> Selección
/---

La verdad está aquí adentro

Alberto Chimal

1. Hace algunas semanas, pocos días antes de las marchas del 8 de marzo en México por el Día de la Mujer, un periodista, Marco Olvera, acusó a la activista y periodista Frida Guerrera –así como a otras figuras que apoyaban la protesta– de recibir financiamiento de George Soros, empresario multimillonario de origen húngaro. Olvera pidió que se les investigara: según él, Soros les estaría dirigiendo “desde lo oscurito”, tratando de interferir en México con quién sabe qué malignas intenciones.

La acusación parece una locura (es una locura), pero tiene un origen explicable. Soros es judío y desde hace años es blanco de críticas, insultos y “teorías” conspiratorias de varios grupos de derecha, particularmente en los Estados Unidos y Europa. Éstos evitan mencionar explícitamente su antisemitismo resumiéndolo en el apellido del millonario; lo convierten así en una palabra clave muy particular. En el mundo de la política de habla inglesa se le conoce como dog whistle (silbato para perros): algunas personas la oyen y la entienden, es decir, detectan el prejuicio de manera inequívoca y se identifican con él, y otras no.

Así, la palabra “Soros”, por costumbre y repetición, evoca para los antisemitas siglos de prejuicios y una actitud paranoica que se remonta, al menos, a los Protocolos de los sabios de Sión, el libro de 1902 que pretendía “justificar” la persecución de los judíos en la Rusia zarista. Quienes usan la palabra clave pueden dejar clara su postura para su propia tribu y, pese a ello, enredar y oscurecer su discurso: pueden decir que no están diciendo lo que están diciendo, que no implicaban eso, y protegerse hasta cierto punto de quienes los acusen. Como mínimo, darán a sus partidarios y a ellos mismos la satisfacción de haber burlado a los enemigos. Ya sabemos que algo de lo peor que nos han enseñado las redes sociales es que está bien buscar la sensación de una victoria violenta: la de que se ha “vencido”, “aplastado”, “masacrado” a alguien, aunque no sea más que con un truco retórico.

Olvera, según él mismo, basó su acusación en artículos publicados en Breitbart, el portal de ultraderecha dirigido hasta el 2018 por Steve Bannon, ideólogo de Donald Trump y ex asesor estratégico de la Casa Blanca. Supongo que Olvera no pensó en lo absurdo de las conexiones que estaba haciendo ni en lo poco que tienen que ver con la cultura política mexicana: solamente buscaba un modo de desprestigiar a las marchas, o a algunas entre sus organizadoras y partidarios, y se le hizo fácil recurrir a un enemigo inventado. Habrá pensado que la sola mención de Soros podía crear desconfianza y antipatía: sumó manzanas y gatos, y los multiplicó por la altura de la Gran Pirámide, porque lo importante no era decir ninguna verdad, sino hacer ruido.

\---

> Datos proporcionados
/---

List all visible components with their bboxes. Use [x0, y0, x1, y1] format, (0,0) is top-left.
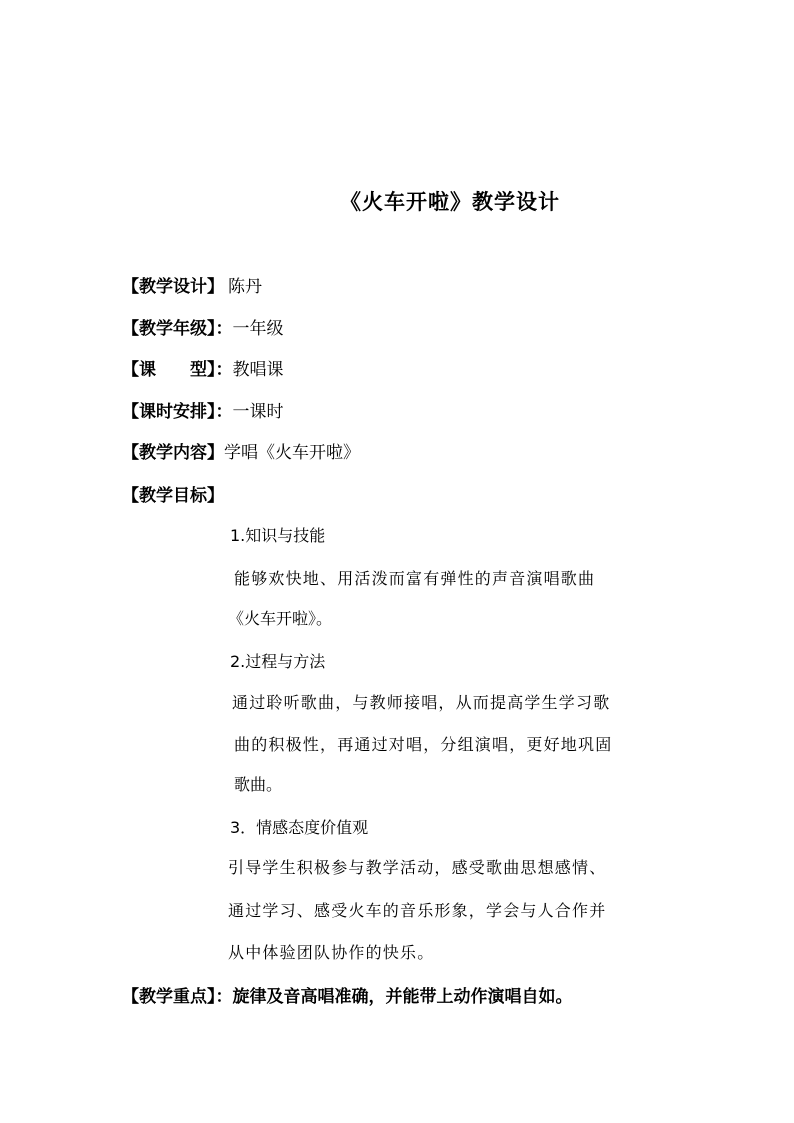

\---

> Consignas del ejercicio
1 – Resume la selección en dos oraciones.
2 – Según la selección, ¿en qué año se publicó el libro Protocolos de los sabios de Sión?
3 – Devuelve el pasaje de la selección que va entre "Alberto Chimal" y "qué malignas intenciones.", ambos incluidos.

> Respuestas correctas
1 – Antes de las marchas del 8 de marzo en México, el periodista Marco Olvera acusó a Frida Guerrera y a otras figuras que apoyaban la protesta de recibir financiamiento de George Soros, y dijo haberse basado en artículos de Breitbart. El autor explica que grupos de derecha usan el apellido de Soros, que es judío, como palabra clave para expresar su antisemitismo sin mencionarlo, y supone que Olvera solo buscaba desprestigiar las marchas.

2 – En 1902.

3 –
Alberto Chimal

1. Hace algunas semanas, pocos días antes de las marchas del 8 de marzo en México por el Día de la Mujer, un periodista, Marco Olvera, acusó a la activista y periodista Frida Guerrera –así como a otras figuras que apoyaban la protesta– de recibir financiamiento de George Soros, empresario multimillonario de origen húngaro. Olvera pidió que se les investigara: según él, Soros les estaría dirigiendo “desde lo oscurito”, tratando de interferir en México con quién sabe qué malignas intenciones.